- Short task -
What follows is a set of entries. Repeat them exactly, but not their pictures.

━━ Data provided ━━

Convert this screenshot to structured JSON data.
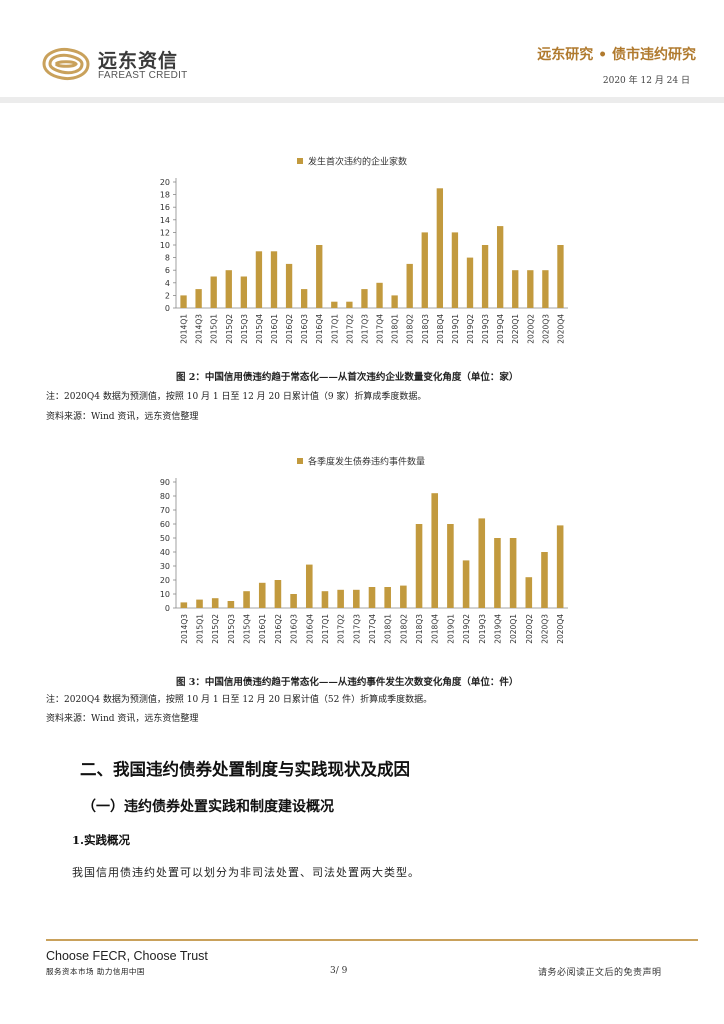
{
  "header": {
    "brand_cn": "远东资信",
    "brand_en": "FAREAST CREDIT",
    "section": "远东研究 • 债市违约研究",
    "date": "2020 年 12 月 24 日"
  },
  "figure2": {
    "caption": "图 2：中国信用债违约趋于常态化——从首次违约企业数量变化角度（单位：家）",
    "note": "注：2020Q4 数据为预测值，按照 10 月 1 日至 12 月 20 日累计值（9 家）折算成季度数据。",
    "source": "资料来源：Wind 资讯，远东资信整理"
  },
  "figure3": {
    "caption": "图 3：中国信用债违约趋于常态化——从违约事件发生次数变化角度（单位：件）",
    "note": "注：2020Q4 数据为预测值，按照 10 月 1 日至 12 月 20 日累计值（52 件）折算成季度数据。",
    "source": "资料来源：Wind 资讯，远东资信整理"
  },
  "section": {
    "h2": "二、我国违约债券处置制度与实践现状及成因",
    "h3": "（一）违约债券处置实践和制度建设概况",
    "h4": "1.实践概况",
    "body": "我国信用债违约处置可以划分为非司法处置、司法处置两大类型。"
  },
  "footer": {
    "slogan": "Choose FECR, Choose Trust",
    "sub": "服务资本市场  助力信用中国",
    "page": "3/ 9",
    "disclaimer": "请务必阅读正文后的免责声明"
  },
  "colors": {
    "bar": "#c29a3e",
    "accent": "#b07a2e",
    "rule": "#c9a15b"
  },
  "chart_data": [
    {
      "type": "bar",
      "title": "",
      "series": [
        {
          "name": "发生首次违约的企业家数",
          "values": [
            2,
            3,
            5,
            6,
            5,
            9,
            9,
            7,
            3,
            10,
            1,
            1,
            3,
            4,
            2,
            7,
            12,
            19,
            12,
            8,
            10,
            13,
            6,
            6,
            6,
            10
          ]
        }
      ],
      "categories": [
        "2014Q1",
        "2014Q3",
        "2015Q1",
        "2015Q2",
        "2015Q3",
        "2015Q4",
        "2016Q1",
        "2016Q2",
        "2016Q3",
        "2016Q4",
        "2017Q1",
        "2017Q2",
        "2017Q3",
        "2017Q4",
        "2018Q1",
        "2018Q2",
        "2018Q3",
        "2018Q4",
        "2019Q1",
        "2019Q2",
        "2019Q3",
        "2019Q4",
        "2020Q1",
        "2020Q2",
        "2020Q3",
        "2020Q4"
      ],
      "ylim": [
        0,
        20
      ],
      "yticks": [
        0,
        2,
        4,
        6,
        8,
        10,
        12,
        14,
        16,
        18,
        20
      ],
      "legend_position": "top-center",
      "grid": false
    },
    {
      "type": "bar",
      "title": "",
      "series": [
        {
          "name": "各季度发生债券违约事件数量",
          "values": [
            4,
            6,
            7,
            5,
            12,
            18,
            20,
            10,
            31,
            12,
            13,
            13,
            15,
            15,
            16,
            60,
            82,
            60,
            34,
            64,
            50,
            50,
            22,
            40,
            59
          ]
        }
      ],
      "categories": [
        "2014Q3",
        "2015Q1",
        "2015Q2",
        "2015Q3",
        "2015Q4",
        "2016Q1",
        "2016Q2",
        "2016Q3",
        "2016Q4",
        "2017Q1",
        "2017Q2",
        "2017Q3",
        "2017Q4",
        "2018Q1",
        "2018Q2",
        "2018Q3",
        "2018Q4",
        "2019Q1",
        "2019Q2",
        "2019Q3",
        "2019Q4",
        "2020Q1",
        "2020Q2",
        "2020Q3",
        "2020Q4"
      ],
      "ylim": [
        0,
        90
      ],
      "yticks": [
        0,
        10,
        20,
        30,
        40,
        50,
        60,
        70,
        80,
        90
      ],
      "legend_position": "top-center",
      "grid": false
    }
  ]
}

━━━

- Written answer -
Convert this screenshot to structured JSON data.
{
  "header": {
    "brand_cn": "远东资信",
    "brand_en": "FAREAST CREDIT",
    "section": "远东研究 • 债市违约研究",
    "date": "2020 年 12 月 24 日"
  },
  "figure2": {
    "caption": "图 2：中国信用债违约趋于常态化——从首次违约企业数量变化角度（单位：家）",
    "note": "注：2020Q4 数据为预测值，按照 10 月 1 日至 12 月 20 日累计值（9 家）折算成季度数据。",
    "source": "资料来源：Wind 资讯，远东资信整理"
  },
  "figure3": {
    "caption": "图 3：中国信用债违约趋于常态化——从违约事件发生次数变化角度（单位：件）",
    "note": "注：2020Q4 数据为预测值，按照 10 月 1 日至 12 月 20 日累计值（52 件）折算成季度数据。",
    "source": "资料来源：Wind 资讯，远东资信整理"
  },
  "section": {
    "h2": "二、我国违约债券处置制度与实践现状及成因",
    "h3": "（一）违约债券处置实践和制度建设概况",
    "h4": "1.实践概况",
    "body": "我国信用债违约处置可以划分为非司法处置、司法处置两大类型。"
  },
  "footer": {
    "slogan": "Choose FECR, Choose Trust",
    "sub": "服务资本市场  助力信用中国",
    "page": "3/ 9",
    "disclaimer": "请务必阅读正文后的免责声明"
  },
  "colors": {
    "bar": "#c29a3e",
    "accent": "#b07a2e",
    "rule": "#c9a15b"
  },
  "chart_data": [
    {
      "type": "bar",
      "title": "",
      "series": [
        {
          "name": "发生首次违约的企业家数",
          "values": [
            2,
            3,
            5,
            6,
            5,
            9,
            9,
            7,
            3,
            10,
            1,
            1,
            3,
            4,
            2,
            7,
            12,
            19,
            12,
            8,
            10,
            13,
            6,
            6,
            6,
            10
          ]
        }
      ],
      "categories": [
        "2014Q1",
        "2014Q3",
        "2015Q1",
        "2015Q2",
        "2015Q3",
        "2015Q4",
        "2016Q1",
        "2016Q2",
        "2016Q3",
        "2016Q4",
        "2017Q1",
        "2017Q2",
        "2017Q3",
        "2017Q4",
        "2018Q1",
        "2018Q2",
        "2018Q3",
        "2018Q4",
        "2019Q1",
        "2019Q2",
        "2019Q3",
        "2019Q4",
        "2020Q1",
        "2020Q2",
        "2020Q3",
        "2020Q4"
      ],
      "ylim": [
        0,
        20
      ],
      "yticks": [
        0,
        2,
        4,
        6,
        8,
        10,
        12,
        14,
        16,
        18,
        20
      ],
      "legend_position": "top-center",
      "grid": false
    },
    {
      "type": "bar",
      "title": "",
      "series": [
        {
          "name": "各季度发生债券违约事件数量",
          "values": [
            4,
            6,
            7,
            5,
            12,
            18,
            20,
            10,
            31,
            12,
            13,
            13,
            15,
            15,
            16,
            60,
            82,
            60,
            34,
            64,
            50,
            50,
            22,
            40,
            59
          ]
        }
      ],
      "categories": [
        "2014Q3",
        "2015Q1",
        "2015Q2",
        "2015Q3",
        "2015Q4",
        "2016Q1",
        "2016Q2",
        "2016Q3",
        "2016Q4",
        "2017Q1",
        "2017Q2",
        "2017Q3",
        "2017Q4",
        "2018Q1",
        "2018Q2",
        "2018Q3",
        "2018Q4",
        "2019Q1",
        "2019Q2",
        "2019Q3",
        "2019Q4",
        "2020Q1",
        "2020Q2",
        "2020Q3",
        "2020Q4"
      ],
      "ylim": [
        0,
        90
      ],
      "yticks": [
        0,
        10,
        20,
        30,
        40,
        50,
        60,
        70,
        80,
        90
      ],
      "legend_position": "top-center",
      "grid": false
    }
  ]
}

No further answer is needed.